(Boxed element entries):

◆ ◆ ◆ ◆

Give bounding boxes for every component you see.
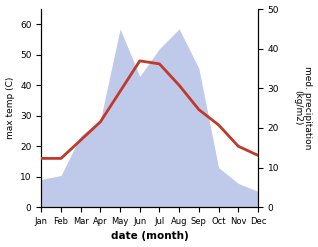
X-axis label: date (month): date (month) (111, 231, 189, 242)
Y-axis label: max temp (C): max temp (C) (5, 77, 15, 139)
Y-axis label: med. precipitation
(kg/m2): med. precipitation (kg/m2) (293, 66, 313, 150)
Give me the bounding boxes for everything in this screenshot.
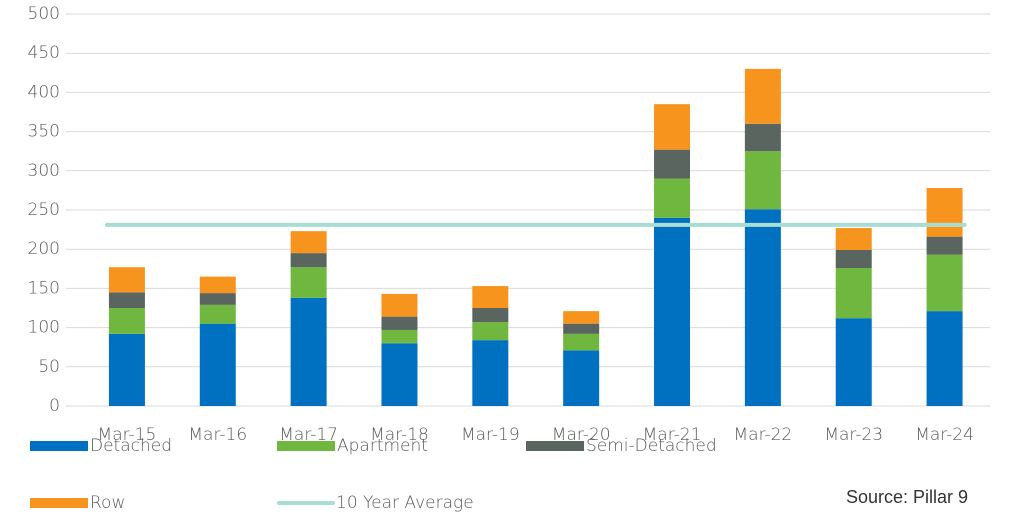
bar-segment (563, 311, 600, 324)
legend-label: Semi-Detached (586, 436, 717, 456)
x-tick-label: Mar-20 (552, 425, 611, 445)
x-tick-label: Mar-17 (279, 425, 338, 445)
bar-segment (563, 323, 600, 334)
x-tick-label: Mar-21 (643, 425, 702, 445)
bar-segment (926, 236, 963, 255)
bar-segment (744, 123, 781, 152)
bar-segment (199, 276, 236, 294)
bar-segment (381, 316, 418, 330)
bar-segment (108, 333, 145, 406)
legend-swatch (30, 441, 88, 451)
bar-segment (654, 217, 691, 406)
bar-segment (108, 308, 145, 334)
bar-segment (654, 178, 691, 218)
y-tick-label: 50 (38, 357, 60, 377)
legend-swatch (30, 498, 88, 508)
x-tick-label: Mar-23 (824, 425, 883, 445)
legend-label: 10 Year Average (336, 493, 474, 513)
y-tick-label: 200 (28, 239, 60, 259)
y-tick-label: 450 (28, 43, 60, 63)
bar-segment (926, 254, 963, 312)
bar-segment (744, 209, 781, 406)
x-tick-label: Mar-19 (461, 425, 520, 445)
legend-label: Detached (90, 436, 172, 456)
legend-swatch (526, 441, 584, 451)
bar-segment (381, 343, 418, 406)
y-tick-label: 0 (49, 396, 60, 416)
x-tick-label: Mar-24 (915, 425, 974, 445)
bar-segment (290, 297, 327, 406)
bar-segment (472, 322, 509, 341)
bar-segment (654, 149, 691, 179)
bar-segment (835, 268, 872, 319)
bar-segment (199, 293, 236, 305)
bar-segment (835, 249, 872, 269)
legend-label: Row (90, 493, 125, 513)
bar-segment (744, 151, 781, 210)
bar-segment (472, 286, 509, 308)
bar-segment (381, 329, 418, 344)
bar-segment (926, 311, 963, 406)
bar-segment (654, 104, 691, 150)
y-tick-label: 350 (28, 122, 60, 142)
bar-segment (199, 304, 236, 324)
x-tick-label: Mar-22 (733, 425, 792, 445)
bar-segment (108, 292, 145, 308)
bar-segment (563, 350, 600, 406)
bar-segment (290, 231, 327, 254)
bar-segment (381, 293, 418, 317)
x-tick-label: Mar-15 (98, 425, 157, 445)
bar-segment (926, 188, 963, 237)
legend-swatch (277, 441, 335, 451)
x-tick-label: Mar-16 (188, 425, 247, 445)
y-tick-label: 300 (28, 161, 60, 181)
legend-label: Apartment (337, 436, 428, 456)
bar-segment (472, 308, 509, 323)
bar-segment (744, 68, 781, 124)
y-tick-label: 250 (28, 200, 60, 220)
bar-segment (199, 323, 236, 406)
bar-segment (563, 333, 600, 351)
y-tick-label: 100 (28, 318, 60, 338)
bar-segment (472, 340, 509, 406)
bar-segment (290, 267, 327, 298)
bar-segment (835, 228, 872, 250)
bar-segment (290, 253, 327, 268)
source-note: Source: Pillar 9 (846, 487, 968, 507)
x-tick-label: Mar-18 (370, 425, 429, 445)
y-tick-label: 500 (28, 4, 60, 24)
bar-segment (108, 267, 145, 293)
bar-segment (835, 318, 872, 406)
y-tick-label: 150 (28, 278, 60, 298)
y-tick-label: 400 (28, 82, 60, 102)
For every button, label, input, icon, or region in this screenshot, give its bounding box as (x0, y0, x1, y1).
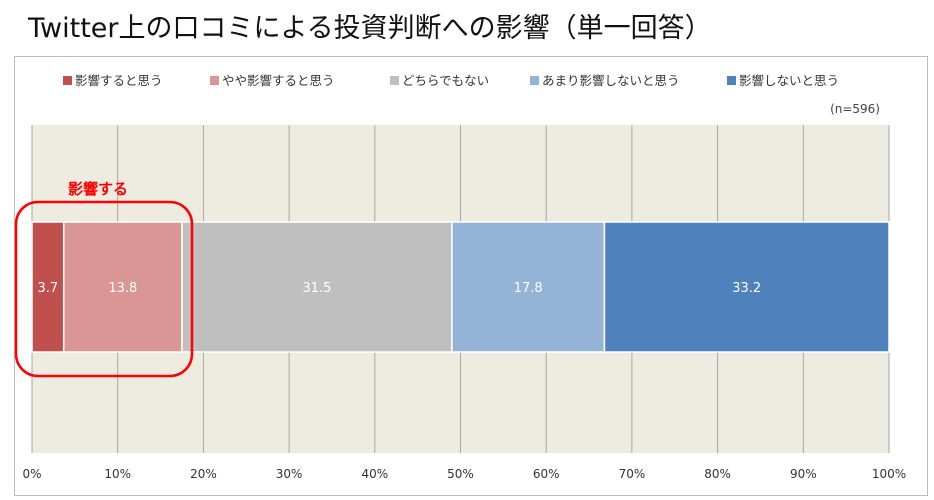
legend-label: あまり影響しないと思う (542, 73, 680, 88)
bar-value-label: 13.8 (108, 281, 137, 296)
bar-value-label: 17.8 (514, 281, 543, 296)
x-tick-label: 60% (533, 467, 560, 481)
legend-swatch (210, 76, 219, 85)
bar-value-label: 33.2 (732, 281, 761, 296)
x-tick-label: 50% (447, 467, 474, 481)
bar-value-label: 31.5 (302, 281, 331, 296)
highlight-box (14, 200, 194, 378)
legend-swatch (530, 76, 539, 85)
bar-labels: 3.7 13.8 31.5 17.8 33.2 (38, 281, 762, 296)
legend-swatch (63, 76, 72, 85)
legend-label: 影響しないと思う (739, 73, 839, 88)
bars (31, 221, 890, 353)
bar-segment (62, 221, 183, 353)
x-tick-label: 30% (276, 467, 303, 481)
x-tick-label: 80% (704, 467, 731, 481)
bar-segment (603, 221, 890, 353)
legend-swatch (390, 76, 399, 85)
x-tick-label: 0% (22, 467, 41, 481)
page-title: Twitter上の口コミによる投資判断への影響（単一回答） (28, 13, 712, 44)
legend: 影響すると思う やや影響すると思う どちらでもない あまり影響しないと思う 影響しないと… (63, 73, 839, 88)
x-tick-label: 40% (361, 467, 388, 481)
x-tick-label: 70% (619, 467, 646, 481)
bar-segment (181, 221, 453, 353)
x-tick-labels: 0% 10% 20% 30% 40% 50% 60% 70% 80% 90% 100% (22, 467, 906, 481)
x-tick-label: 10% (104, 467, 131, 481)
x-tick-label: 90% (790, 467, 817, 481)
highlight-label: 影響する (68, 180, 128, 198)
x-tick-label: 100% (872, 467, 906, 481)
bar-value-label: 3.7 (38, 281, 59, 296)
legend-swatch (727, 76, 736, 85)
legend-label: 影響すると思う (75, 73, 163, 88)
x-tick-label: 20% (190, 467, 217, 481)
legend-label: どちらでもない (402, 73, 489, 88)
legend-label: やや影響すると思う (222, 73, 335, 88)
sample-size-note: (n=596) (830, 102, 880, 116)
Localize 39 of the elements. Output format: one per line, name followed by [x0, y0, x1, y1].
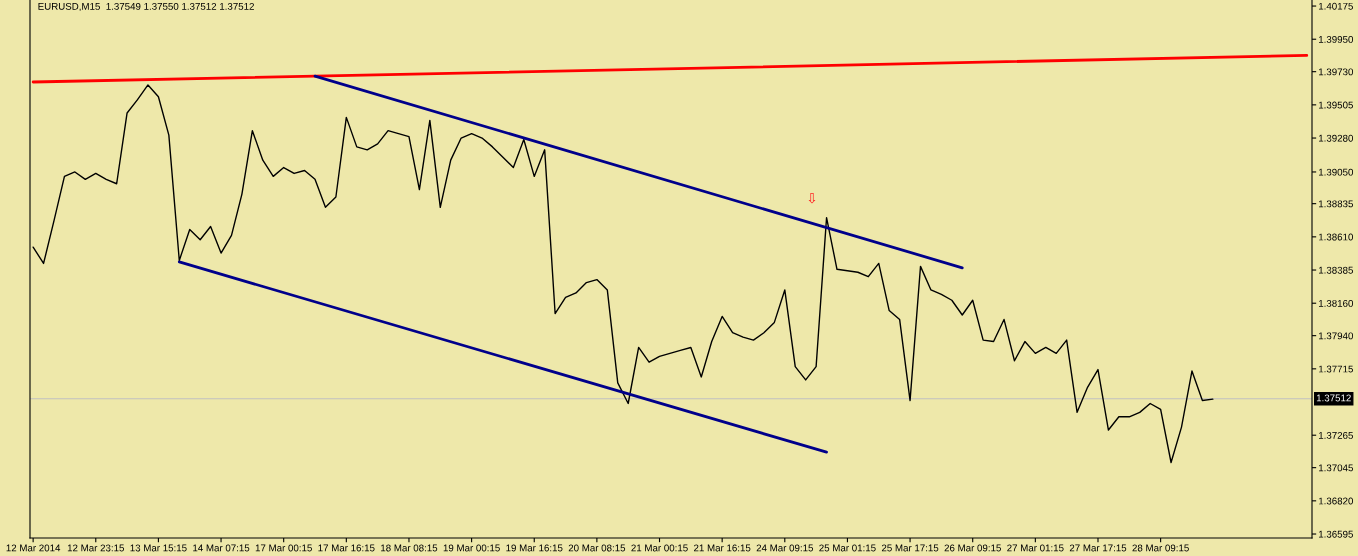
- line-series: [32, 84, 1214, 464]
- x-tick-label: 27 Mar 01:15: [1007, 544, 1064, 552]
- x-tick-label: 19 Mar 16:15: [506, 544, 563, 552]
- y-tick-label: 1.36595: [1318, 530, 1353, 538]
- x-tick-label: 27 Mar 17:15: [1069, 544, 1127, 552]
- y-tick-label: 1.37715: [1318, 365, 1353, 373]
- x-tick-label: 12 Mar 2014: [6, 544, 61, 552]
- x-tick-label: 14 Mar 07:15: [193, 544, 250, 552]
- x-tick-label: 21 Mar 16:15: [694, 544, 751, 552]
- y-tick-label: 1.37045: [1318, 464, 1353, 472]
- y-tick-label: 1.39280: [1318, 134, 1354, 142]
- ref-line-label: 1.37512: [1316, 394, 1351, 402]
- x-tick-label: 19 Mar 00:15: [443, 544, 500, 552]
- y-tick-label: 1.39950: [1318, 35, 1354, 43]
- y-tick-label: 1.39505: [1318, 101, 1353, 109]
- x-tick-label: 12 Mar 23:15: [67, 544, 125, 552]
- x-tick-label: 28 Mar 09:15: [1132, 544, 1189, 552]
- x-tick-label: 25 Mar 01:15: [819, 544, 876, 552]
- y-tick-label: 1.39050: [1318, 168, 1354, 176]
- y-tick-label: 1.37265: [1318, 431, 1353, 439]
- y-tick-label: 1.36820: [1318, 497, 1354, 505]
- y-tick-label: 1.39730: [1318, 68, 1354, 76]
- x-tick-label: 20 Mar 08:15: [568, 544, 626, 552]
- x-tick-label: 18 Mar 08:15: [381, 544, 438, 552]
- annotation: ⇩: [808, 192, 816, 204]
- y-tick-label: 1.37940: [1318, 332, 1354, 340]
- y-tick-label: 1.38385: [1318, 266, 1353, 274]
- x-tick-label: 17 Mar 16:15: [318, 544, 375, 552]
- chart-title: EURUSD,M15 1.37549 1.37550 1.37512 1.37512: [38, 2, 254, 11]
- y-tick-label: 1.38160: [1318, 299, 1354, 307]
- x-tick-label: 24 Mar 09:15: [756, 544, 814, 552]
- x-tick-label: 17 Mar 00:15: [255, 544, 312, 552]
- y-tick-label: 1.38610: [1318, 233, 1354, 241]
- y-tick-label: 1.38835: [1318, 200, 1353, 208]
- y-tick-label: 1.40175: [1318, 2, 1353, 10]
- x-tick-label: 21 Mar 00:15: [631, 544, 688, 552]
- x-tick-label: 13 Mar 15:15: [130, 544, 187, 552]
- x-tick-label: 26 Mar 09:15: [944, 544, 1001, 552]
- x-tick-label: 25 Mar 17:15: [881, 544, 939, 552]
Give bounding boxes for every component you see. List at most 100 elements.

◆ ◆ ◆ ◆

(Problem to work on): Copy the lines from the line with "legend-label: あまり影響しないと思う (542, 73, 680, 88)" to the line with "bar-value-label: 31.5 (302, 281, 331, 296)", including both.

(Output for this task):
legend-label: あまり影響しないと思う (542, 73, 680, 88)
bar-value-label: 13.8 (108, 281, 137, 296)
bar-value-label: 17.8 (514, 281, 543, 296)
x-tick-label: 60% (533, 467, 560, 481)
legend-swatch (210, 76, 219, 85)
bar-value-label: 33.2 (732, 281, 761, 296)
x-tick-label: 50% (447, 467, 474, 481)
bar-value-label: 31.5 (302, 281, 331, 296)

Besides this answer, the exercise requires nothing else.